* _Problem description_:
Print, please, the line that contains "Transcribe this image's" and each line after it to the end of the entries, unchanged and with nothing else.

* _Extracted records_:
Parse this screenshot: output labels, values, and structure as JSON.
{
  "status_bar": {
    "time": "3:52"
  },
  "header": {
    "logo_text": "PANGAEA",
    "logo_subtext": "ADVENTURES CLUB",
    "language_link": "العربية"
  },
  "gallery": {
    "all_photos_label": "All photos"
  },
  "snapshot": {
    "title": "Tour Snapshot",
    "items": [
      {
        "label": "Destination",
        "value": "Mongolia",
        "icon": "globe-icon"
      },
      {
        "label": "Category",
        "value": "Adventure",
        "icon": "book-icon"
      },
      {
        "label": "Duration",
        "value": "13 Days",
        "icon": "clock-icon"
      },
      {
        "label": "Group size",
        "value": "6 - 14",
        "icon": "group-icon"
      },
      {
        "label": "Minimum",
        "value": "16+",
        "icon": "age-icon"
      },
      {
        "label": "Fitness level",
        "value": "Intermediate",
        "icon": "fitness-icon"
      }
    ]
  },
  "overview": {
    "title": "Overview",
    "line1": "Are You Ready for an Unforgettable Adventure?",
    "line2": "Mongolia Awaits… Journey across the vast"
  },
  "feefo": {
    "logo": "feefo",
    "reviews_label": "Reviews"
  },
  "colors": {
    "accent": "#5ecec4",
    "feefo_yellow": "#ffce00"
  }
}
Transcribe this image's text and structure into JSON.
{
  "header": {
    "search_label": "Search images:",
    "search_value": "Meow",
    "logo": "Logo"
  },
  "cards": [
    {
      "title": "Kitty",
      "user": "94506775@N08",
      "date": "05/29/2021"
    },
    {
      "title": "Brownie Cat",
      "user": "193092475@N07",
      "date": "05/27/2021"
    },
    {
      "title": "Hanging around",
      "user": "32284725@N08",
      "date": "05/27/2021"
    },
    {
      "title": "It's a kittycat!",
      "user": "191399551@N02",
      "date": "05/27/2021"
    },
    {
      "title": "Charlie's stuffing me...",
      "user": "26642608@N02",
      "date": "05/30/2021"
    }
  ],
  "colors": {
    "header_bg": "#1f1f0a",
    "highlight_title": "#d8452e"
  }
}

* _Output for this task_:
Transcribe this image's text and structure into JSON.
{
  "header": {
    "search_label": "Search images:",
    "search_value": "Meow",
    "logo": "Logo"
  },
  "cards": [
    {
      "title": "Kitty",
      "user": "94506775@N08",
      "date": "05/29/2021"
    },
    {
      "title": "Brownie Cat",
      "user": "193092475@N07",
      "date": "05/27/2021"
    },
    {
      "title": "Hanging around",
      "user": "32284725@N08",
      "date": "05/27/2021"
    },
    {
      "title": "It's a kittycat!",
      "user": "191399551@N02",
      "date": "05/27/2021"
    },
    {
      "title": "Charlie's stuffing me...",
      "user": "26642608@N02",
      "date": "05/30/2021"
    }
  ],
  "colors": {
    "header_bg": "#1f1f0a",
    "highlight_title": "#d8452e"
  }
}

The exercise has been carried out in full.